Report each line of the data that has "name" somewhere in it.

-- Start of DATA SUPPLIED --

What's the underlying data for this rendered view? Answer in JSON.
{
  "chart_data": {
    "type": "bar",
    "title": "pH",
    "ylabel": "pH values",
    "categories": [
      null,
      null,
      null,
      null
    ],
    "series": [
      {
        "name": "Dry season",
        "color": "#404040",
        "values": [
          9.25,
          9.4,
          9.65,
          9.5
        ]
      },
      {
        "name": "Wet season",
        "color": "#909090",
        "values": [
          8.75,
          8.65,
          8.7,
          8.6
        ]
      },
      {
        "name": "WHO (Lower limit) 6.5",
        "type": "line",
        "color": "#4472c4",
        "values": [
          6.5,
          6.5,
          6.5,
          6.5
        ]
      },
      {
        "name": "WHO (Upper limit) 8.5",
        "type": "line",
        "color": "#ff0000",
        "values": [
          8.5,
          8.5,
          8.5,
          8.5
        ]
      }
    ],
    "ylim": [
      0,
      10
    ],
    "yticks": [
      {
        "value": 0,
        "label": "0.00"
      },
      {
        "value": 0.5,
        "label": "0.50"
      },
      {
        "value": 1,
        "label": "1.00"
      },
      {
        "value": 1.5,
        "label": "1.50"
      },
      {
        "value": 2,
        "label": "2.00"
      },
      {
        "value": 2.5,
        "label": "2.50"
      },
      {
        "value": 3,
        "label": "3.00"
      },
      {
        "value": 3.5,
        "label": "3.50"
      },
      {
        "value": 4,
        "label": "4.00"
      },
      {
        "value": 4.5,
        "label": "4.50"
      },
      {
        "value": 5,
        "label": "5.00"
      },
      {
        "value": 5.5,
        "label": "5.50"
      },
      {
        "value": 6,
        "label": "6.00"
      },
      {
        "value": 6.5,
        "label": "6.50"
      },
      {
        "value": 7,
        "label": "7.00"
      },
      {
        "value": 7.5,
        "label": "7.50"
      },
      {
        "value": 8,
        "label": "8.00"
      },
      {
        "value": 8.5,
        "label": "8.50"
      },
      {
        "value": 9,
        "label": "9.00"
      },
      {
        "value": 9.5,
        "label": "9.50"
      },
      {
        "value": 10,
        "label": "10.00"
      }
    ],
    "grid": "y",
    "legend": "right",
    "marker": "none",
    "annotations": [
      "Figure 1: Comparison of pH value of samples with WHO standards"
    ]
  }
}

-- End of DATA SUPPLIED --

**WORKED ANSWER**
        "name": "Dry season",
        "name": "Wet season",
        "name": "WHO (Lower limit) 6.5",
        "name": "WHO (Upper limit) 8.5",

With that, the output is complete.